> _EXCERPTED DATA_
════
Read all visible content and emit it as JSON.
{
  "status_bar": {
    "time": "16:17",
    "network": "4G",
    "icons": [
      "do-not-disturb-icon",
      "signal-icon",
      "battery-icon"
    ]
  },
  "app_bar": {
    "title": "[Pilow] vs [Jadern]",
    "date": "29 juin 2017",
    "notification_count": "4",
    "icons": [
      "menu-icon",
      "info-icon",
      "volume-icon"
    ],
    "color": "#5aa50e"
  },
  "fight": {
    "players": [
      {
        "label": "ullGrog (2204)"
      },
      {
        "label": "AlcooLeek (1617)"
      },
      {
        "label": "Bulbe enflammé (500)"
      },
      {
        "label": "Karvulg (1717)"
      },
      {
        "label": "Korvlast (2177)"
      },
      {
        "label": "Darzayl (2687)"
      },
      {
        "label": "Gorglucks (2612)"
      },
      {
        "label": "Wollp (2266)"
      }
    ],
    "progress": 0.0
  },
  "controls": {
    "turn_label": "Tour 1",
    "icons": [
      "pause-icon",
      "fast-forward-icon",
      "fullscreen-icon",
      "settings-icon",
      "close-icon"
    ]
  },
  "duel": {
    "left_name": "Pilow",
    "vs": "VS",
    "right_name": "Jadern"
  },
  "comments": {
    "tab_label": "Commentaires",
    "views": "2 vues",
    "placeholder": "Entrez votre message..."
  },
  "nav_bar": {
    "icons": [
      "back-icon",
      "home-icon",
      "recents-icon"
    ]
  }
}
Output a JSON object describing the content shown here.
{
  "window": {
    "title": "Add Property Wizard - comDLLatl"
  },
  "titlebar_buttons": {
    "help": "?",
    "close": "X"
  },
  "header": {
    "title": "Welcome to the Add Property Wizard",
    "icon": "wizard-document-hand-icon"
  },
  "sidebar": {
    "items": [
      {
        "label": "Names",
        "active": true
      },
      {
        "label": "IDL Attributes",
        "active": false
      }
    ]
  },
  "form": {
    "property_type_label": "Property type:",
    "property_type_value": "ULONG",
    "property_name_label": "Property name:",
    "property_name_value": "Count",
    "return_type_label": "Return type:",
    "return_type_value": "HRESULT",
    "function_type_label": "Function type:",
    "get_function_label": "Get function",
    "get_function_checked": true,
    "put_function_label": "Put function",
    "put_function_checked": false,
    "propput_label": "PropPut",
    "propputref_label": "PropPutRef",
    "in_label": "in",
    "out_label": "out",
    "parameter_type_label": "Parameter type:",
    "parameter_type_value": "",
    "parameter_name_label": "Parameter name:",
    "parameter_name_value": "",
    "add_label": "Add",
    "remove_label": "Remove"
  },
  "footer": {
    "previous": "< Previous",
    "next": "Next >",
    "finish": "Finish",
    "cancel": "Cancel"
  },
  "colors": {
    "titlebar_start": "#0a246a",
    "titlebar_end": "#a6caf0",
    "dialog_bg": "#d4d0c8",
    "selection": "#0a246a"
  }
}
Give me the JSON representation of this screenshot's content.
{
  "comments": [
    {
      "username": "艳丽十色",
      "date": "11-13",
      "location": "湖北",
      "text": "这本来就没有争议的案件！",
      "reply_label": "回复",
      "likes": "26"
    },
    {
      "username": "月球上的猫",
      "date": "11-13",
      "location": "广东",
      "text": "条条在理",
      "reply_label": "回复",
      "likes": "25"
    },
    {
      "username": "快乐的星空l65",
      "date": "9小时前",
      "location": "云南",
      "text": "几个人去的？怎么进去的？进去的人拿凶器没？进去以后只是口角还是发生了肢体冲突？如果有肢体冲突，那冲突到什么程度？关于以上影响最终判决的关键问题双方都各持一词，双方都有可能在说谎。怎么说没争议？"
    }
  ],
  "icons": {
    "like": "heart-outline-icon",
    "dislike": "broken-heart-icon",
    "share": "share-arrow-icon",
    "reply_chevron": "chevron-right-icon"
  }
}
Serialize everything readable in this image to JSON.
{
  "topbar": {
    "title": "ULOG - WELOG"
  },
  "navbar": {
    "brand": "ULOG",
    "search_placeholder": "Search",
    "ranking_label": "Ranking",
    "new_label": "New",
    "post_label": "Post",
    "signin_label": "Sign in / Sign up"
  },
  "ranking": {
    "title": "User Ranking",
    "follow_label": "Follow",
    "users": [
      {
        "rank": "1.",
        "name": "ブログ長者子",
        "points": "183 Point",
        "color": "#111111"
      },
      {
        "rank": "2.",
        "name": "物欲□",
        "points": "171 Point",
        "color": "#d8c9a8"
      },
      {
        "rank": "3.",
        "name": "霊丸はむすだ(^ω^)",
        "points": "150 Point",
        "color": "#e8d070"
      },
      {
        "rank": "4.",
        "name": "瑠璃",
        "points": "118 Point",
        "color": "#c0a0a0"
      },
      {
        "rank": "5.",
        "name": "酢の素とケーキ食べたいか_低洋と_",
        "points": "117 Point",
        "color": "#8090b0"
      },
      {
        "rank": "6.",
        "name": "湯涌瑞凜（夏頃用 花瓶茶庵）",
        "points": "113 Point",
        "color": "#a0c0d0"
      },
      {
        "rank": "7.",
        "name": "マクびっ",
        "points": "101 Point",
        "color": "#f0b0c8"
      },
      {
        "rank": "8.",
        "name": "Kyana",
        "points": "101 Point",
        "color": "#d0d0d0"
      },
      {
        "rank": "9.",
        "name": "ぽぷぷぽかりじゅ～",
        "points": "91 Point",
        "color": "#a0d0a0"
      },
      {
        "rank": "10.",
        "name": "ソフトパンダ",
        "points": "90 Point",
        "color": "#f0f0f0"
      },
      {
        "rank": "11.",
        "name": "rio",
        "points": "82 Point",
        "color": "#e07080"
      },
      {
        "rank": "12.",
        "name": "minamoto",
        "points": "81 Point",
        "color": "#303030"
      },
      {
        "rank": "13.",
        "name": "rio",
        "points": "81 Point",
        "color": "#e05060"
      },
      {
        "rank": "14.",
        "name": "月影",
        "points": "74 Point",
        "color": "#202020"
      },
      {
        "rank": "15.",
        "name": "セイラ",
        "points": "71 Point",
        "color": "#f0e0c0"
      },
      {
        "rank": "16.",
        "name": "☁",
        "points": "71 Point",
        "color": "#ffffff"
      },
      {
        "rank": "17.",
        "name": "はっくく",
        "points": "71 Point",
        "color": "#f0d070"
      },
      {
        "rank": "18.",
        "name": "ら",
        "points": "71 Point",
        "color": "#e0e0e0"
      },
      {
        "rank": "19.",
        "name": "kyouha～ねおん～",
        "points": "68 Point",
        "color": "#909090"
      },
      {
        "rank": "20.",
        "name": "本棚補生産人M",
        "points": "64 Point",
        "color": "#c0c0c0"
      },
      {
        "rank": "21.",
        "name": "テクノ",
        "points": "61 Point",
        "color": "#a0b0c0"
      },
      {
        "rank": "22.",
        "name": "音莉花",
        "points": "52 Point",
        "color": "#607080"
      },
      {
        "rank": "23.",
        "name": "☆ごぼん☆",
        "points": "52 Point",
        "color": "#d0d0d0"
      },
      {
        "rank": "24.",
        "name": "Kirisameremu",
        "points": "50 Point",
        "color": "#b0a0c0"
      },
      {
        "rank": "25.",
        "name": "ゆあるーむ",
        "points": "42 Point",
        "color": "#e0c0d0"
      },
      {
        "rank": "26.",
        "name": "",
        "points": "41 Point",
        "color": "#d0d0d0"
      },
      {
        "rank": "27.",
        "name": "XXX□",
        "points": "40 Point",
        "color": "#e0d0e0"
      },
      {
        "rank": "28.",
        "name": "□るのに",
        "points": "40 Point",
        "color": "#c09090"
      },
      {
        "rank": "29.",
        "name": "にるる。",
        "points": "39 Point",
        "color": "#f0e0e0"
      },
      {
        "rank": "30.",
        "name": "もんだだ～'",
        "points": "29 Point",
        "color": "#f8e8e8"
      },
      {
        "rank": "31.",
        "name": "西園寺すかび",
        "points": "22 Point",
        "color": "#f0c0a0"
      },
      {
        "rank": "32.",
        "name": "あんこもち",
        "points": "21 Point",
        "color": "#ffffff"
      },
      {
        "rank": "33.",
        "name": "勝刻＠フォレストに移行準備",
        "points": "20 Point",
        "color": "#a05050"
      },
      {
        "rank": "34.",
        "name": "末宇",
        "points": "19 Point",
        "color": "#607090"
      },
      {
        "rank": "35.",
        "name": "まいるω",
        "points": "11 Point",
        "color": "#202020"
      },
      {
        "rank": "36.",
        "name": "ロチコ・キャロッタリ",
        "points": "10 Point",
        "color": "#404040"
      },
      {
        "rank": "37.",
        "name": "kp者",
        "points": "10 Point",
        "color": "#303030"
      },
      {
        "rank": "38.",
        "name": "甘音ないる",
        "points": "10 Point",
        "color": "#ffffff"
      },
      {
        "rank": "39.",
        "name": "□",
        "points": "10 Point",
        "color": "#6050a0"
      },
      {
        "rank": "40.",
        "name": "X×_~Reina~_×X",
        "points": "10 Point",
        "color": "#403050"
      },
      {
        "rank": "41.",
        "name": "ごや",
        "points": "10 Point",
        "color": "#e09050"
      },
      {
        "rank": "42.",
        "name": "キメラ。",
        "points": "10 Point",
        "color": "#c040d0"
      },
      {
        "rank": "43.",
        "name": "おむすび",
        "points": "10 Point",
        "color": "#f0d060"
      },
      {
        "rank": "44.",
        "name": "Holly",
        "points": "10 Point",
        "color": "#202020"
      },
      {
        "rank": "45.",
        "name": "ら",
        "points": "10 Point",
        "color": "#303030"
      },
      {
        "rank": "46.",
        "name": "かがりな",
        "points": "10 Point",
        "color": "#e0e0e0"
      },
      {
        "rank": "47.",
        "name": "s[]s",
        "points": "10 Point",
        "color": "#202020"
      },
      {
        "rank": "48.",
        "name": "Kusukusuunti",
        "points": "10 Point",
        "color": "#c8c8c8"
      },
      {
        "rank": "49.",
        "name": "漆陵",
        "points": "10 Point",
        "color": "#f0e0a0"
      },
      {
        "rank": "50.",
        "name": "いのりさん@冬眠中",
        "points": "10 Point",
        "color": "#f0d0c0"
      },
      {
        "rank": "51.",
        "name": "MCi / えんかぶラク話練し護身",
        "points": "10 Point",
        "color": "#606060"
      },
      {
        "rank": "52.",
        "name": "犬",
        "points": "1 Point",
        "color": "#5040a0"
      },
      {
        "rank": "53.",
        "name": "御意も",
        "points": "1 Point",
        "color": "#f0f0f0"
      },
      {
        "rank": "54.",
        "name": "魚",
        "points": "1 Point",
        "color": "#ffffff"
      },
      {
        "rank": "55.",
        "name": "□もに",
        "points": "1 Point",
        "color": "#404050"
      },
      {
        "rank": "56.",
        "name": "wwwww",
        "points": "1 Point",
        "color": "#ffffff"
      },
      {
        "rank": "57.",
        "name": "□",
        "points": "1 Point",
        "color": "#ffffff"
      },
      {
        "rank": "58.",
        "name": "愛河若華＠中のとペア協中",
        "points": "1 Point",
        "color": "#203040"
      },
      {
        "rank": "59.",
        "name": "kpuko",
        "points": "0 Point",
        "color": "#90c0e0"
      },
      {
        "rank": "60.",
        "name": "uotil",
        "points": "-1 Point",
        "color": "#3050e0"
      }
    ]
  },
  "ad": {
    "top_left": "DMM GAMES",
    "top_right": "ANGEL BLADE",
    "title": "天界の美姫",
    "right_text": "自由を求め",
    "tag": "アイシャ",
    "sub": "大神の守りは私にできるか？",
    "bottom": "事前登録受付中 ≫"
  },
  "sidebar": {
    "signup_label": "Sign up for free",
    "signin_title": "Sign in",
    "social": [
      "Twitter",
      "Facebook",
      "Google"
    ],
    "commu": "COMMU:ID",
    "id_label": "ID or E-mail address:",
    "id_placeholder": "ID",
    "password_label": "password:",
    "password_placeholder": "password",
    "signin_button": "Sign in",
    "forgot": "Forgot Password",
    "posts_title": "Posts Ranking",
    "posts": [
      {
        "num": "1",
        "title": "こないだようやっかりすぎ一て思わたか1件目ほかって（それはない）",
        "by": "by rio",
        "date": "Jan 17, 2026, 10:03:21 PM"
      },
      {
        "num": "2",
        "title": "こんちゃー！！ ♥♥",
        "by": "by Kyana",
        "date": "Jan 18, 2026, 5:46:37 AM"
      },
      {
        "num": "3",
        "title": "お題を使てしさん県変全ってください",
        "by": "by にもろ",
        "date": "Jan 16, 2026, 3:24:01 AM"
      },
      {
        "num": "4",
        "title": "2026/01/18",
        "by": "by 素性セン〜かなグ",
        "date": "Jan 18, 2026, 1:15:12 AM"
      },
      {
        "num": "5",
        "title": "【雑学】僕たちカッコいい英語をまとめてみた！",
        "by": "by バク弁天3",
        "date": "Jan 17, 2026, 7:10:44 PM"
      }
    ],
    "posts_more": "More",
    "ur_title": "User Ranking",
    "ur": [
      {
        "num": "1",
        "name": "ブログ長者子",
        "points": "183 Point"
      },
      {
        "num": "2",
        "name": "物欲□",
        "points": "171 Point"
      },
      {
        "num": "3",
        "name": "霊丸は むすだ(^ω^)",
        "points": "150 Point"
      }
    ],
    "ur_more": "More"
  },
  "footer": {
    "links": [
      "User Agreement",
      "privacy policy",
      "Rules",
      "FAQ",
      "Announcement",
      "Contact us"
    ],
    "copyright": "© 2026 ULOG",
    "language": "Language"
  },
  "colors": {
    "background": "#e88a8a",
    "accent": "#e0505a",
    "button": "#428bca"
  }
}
════
> _YOUR TASK_
In the entries above, find lines with "content" and copy each.

> _RESULT_
Read all visible content and emit it as JSON.
Output a JSON object describing the content shown here.
Give me the JSON representation of this screenshot's content.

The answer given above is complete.